OBJECTIVE >> Scan each line of the records for the word "testing" and extract the ones that have it.

=== MATERIAL FOR THIS EXERCISE ===

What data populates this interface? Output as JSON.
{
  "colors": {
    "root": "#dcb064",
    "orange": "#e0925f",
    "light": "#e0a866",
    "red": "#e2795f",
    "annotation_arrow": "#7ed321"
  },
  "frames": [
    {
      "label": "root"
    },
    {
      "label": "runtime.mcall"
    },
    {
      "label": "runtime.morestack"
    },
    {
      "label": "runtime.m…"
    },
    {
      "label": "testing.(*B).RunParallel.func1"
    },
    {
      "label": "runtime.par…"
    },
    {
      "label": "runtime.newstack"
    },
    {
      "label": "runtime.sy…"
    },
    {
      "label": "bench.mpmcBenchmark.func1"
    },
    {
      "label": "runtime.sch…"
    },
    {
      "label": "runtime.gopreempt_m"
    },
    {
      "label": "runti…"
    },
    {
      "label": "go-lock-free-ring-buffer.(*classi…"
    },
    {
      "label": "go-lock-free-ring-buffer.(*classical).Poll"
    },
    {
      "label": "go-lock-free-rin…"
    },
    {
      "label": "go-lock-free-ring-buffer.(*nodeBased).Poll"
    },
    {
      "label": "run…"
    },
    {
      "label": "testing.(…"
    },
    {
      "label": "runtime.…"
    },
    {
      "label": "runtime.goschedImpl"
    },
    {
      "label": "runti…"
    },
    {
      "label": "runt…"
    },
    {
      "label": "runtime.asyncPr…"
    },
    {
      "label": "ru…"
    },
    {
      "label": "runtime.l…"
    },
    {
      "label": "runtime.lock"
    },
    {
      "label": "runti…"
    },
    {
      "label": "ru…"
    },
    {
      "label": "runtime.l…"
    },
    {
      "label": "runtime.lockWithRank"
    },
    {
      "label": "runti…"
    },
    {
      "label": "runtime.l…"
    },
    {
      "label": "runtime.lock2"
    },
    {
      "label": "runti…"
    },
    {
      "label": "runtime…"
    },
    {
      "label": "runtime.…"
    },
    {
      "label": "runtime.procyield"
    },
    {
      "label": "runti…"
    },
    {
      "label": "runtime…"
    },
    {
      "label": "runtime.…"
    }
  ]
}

===

SOLUTION TO THE PROBLEM >>
      "label": "testing.(*B).RunParallel.func1"
      "label": "testing.(…"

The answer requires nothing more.